The request: Transcribe all records exactly.

Records to use:
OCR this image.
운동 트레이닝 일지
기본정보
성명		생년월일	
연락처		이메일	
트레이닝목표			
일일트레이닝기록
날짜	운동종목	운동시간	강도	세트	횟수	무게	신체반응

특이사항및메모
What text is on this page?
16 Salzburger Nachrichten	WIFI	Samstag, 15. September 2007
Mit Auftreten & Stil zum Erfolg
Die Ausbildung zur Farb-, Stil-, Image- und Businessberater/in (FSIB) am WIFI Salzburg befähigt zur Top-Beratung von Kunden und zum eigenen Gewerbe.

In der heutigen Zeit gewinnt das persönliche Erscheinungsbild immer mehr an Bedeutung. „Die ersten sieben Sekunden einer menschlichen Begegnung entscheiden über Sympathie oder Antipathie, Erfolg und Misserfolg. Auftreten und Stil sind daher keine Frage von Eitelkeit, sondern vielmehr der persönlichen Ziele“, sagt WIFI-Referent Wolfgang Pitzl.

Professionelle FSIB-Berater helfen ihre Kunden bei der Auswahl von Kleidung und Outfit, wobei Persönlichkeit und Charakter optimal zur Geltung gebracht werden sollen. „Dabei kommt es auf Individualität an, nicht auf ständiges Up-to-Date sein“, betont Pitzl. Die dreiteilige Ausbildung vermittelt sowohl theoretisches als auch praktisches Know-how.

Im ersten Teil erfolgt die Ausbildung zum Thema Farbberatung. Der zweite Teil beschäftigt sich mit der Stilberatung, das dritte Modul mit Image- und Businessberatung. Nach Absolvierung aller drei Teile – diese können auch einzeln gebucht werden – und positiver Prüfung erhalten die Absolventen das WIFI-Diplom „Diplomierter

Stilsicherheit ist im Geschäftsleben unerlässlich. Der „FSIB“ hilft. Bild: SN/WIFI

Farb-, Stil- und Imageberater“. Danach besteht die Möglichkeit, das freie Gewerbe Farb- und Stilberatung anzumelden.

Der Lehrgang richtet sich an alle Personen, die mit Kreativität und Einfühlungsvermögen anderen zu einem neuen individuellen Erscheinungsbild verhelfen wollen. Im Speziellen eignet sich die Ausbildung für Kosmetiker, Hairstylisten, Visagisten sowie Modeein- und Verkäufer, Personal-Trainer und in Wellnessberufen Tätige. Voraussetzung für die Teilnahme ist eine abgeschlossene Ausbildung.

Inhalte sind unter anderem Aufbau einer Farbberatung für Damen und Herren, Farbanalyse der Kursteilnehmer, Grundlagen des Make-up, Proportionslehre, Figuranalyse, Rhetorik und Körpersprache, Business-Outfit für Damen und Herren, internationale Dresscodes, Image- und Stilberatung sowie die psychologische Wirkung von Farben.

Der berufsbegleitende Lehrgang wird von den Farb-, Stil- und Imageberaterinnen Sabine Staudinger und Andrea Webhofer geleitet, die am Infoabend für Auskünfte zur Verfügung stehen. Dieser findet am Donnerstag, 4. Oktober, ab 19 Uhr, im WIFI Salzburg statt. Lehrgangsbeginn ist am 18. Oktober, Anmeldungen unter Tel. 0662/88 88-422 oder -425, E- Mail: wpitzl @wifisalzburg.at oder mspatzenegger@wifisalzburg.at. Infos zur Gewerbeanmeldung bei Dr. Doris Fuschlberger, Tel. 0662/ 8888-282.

Task response:
OCR this image.
운동 트레이닝 일지
기본정보
성명		생년월일	
연락처		이메일	
트레이닝목표			
일일트레이닝기록
날짜	운동종목	운동시간	강도	세트	횟수	무게	신체반응

특이사항및메모
What text is on this page?
16 Salzburger Nachrichten	WIFI	Samstag, 15. September 2007
Mit Auftreten & Stil zum Erfolg
Die Ausbildung zur Farb-, Stil-, Image- und Businessberater/in (FSIB) am WIFI Salzburg befähigt zur Top-Beratung von Kunden und zum eigenen Gewerbe.

In der heutigen Zeit gewinnt das persönliche Erscheinungsbild immer mehr an Bedeutung. „Die ersten sieben Sekunden einer menschlichen Begegnung entscheiden über Sympathie oder Antipathie, Erfolg und Misserfolg. Auftreten und Stil sind daher keine Frage von Eitelkeit, sondern vielmehr der persönlichen Ziele“, sagt WIFI-Referent Wolfgang Pitzl.

Professionelle FSIB-Berater helfen ihre Kunden bei der Auswahl von Kleidung und Outfit, wobei Persönlichkeit und Charakter optimal zur Geltung gebracht werden sollen. „Dabei kommt es auf Individualität an, nicht auf ständiges Up-to-Date sein“, betont Pitzl. Die dreiteilige Ausbildung vermittelt sowohl theoretisches als auch praktisches Know-how.

Im ersten Teil erfolgt die Ausbildung zum Thema Farbberatung. Der zweite Teil beschäftigt sich mit der Stilberatung, das dritte Modul mit Image- und Businessberatung. Nach Absolvierung aller drei Teile – diese können auch einzeln gebucht werden – und positiver Prüfung erhalten die Absolventen das WIFI-Diplom „Diplomierter

Stilsicherheit ist im Geschäftsleben unerlässlich. Der „FSIB“ hilft. Bild: SN/WIFI

Farb-, Stil- und Imageberater“. Danach besteht die Möglichkeit, das freie Gewerbe Farb- und Stilberatung anzumelden.

Der Lehrgang richtet sich an alle Personen, die mit Kreativität und Einfühlungsvermögen anderen zu einem neuen individuellen Erscheinungsbild verhelfen wollen. Im Speziellen eignet sich die Ausbildung für Kosmetiker, Hairstylisten, Visagisten sowie Modeein- und Verkäufer, Personal-Trainer und in Wellnessberufen Tätige. Voraussetzung für die Teilnahme ist eine abgeschlossene Ausbildung.

Inhalte sind unter anderem Aufbau einer Farbberatung für Damen und Herren, Farbanalyse der Kursteilnehmer, Grundlagen des Make-up, Proportionslehre, Figuranalyse, Rhetorik und Körpersprache, Business-Outfit für Damen und Herren, internationale Dresscodes, Image- und Stilberatung sowie die psychologische Wirkung von Farben.

Der berufsbegleitende Lehrgang wird von den Farb-, Stil- und Imageberaterinnen Sabine Staudinger und Andrea Webhofer geleitet, die am Infoabend für Auskünfte zur Verfügung stehen. Dieser findet am Donnerstag, 4. Oktober, ab 19 Uhr, im WIFI Salzburg statt. Lehrgangsbeginn ist am 18. Oktober, Anmeldungen unter Tel. 0662/88 88-422 oder -425, E- Mail: wpitzl @wifisalzburg.at oder mspatzenegger@wifisalzburg.at. Infos zur Gewerbeanmeldung bei Dr. Doris Fuschlberger, Tel. 0662/ 8888-282.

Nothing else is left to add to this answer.